The task:
Copy out all lines that hold "icon".
****************************************
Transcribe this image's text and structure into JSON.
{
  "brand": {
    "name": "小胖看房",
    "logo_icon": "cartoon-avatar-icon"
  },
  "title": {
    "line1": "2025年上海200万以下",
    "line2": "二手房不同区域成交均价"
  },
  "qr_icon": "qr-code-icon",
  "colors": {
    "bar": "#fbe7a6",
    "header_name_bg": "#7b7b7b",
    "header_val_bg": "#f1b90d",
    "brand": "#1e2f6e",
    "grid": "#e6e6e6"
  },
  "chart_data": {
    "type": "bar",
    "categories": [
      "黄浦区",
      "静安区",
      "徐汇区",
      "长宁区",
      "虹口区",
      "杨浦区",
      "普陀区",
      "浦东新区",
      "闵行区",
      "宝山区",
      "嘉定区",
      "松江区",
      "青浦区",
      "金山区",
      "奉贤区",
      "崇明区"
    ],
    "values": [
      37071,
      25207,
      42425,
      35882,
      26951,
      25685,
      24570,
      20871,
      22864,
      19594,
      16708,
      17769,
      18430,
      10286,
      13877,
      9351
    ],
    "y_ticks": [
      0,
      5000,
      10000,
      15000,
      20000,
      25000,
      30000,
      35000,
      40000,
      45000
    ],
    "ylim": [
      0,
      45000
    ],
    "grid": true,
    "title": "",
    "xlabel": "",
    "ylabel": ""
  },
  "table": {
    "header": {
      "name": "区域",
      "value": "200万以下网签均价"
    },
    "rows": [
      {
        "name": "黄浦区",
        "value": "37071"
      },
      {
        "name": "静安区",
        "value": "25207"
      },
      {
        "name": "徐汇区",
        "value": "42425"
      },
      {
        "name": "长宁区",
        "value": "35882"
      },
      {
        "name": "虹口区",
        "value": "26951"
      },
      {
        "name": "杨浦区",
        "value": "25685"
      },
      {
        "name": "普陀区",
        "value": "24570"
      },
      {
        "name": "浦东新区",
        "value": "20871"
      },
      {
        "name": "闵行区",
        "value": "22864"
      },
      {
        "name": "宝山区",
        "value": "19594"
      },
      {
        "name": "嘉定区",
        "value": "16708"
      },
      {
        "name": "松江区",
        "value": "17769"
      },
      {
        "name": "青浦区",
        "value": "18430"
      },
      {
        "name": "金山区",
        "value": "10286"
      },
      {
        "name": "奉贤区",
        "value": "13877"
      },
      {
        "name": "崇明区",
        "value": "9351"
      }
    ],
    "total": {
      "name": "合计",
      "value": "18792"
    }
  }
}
****************************************
Written answer:
    "logo_icon": "cartoon-avatar-icon"
  "qr_icon": "qr-code-icon",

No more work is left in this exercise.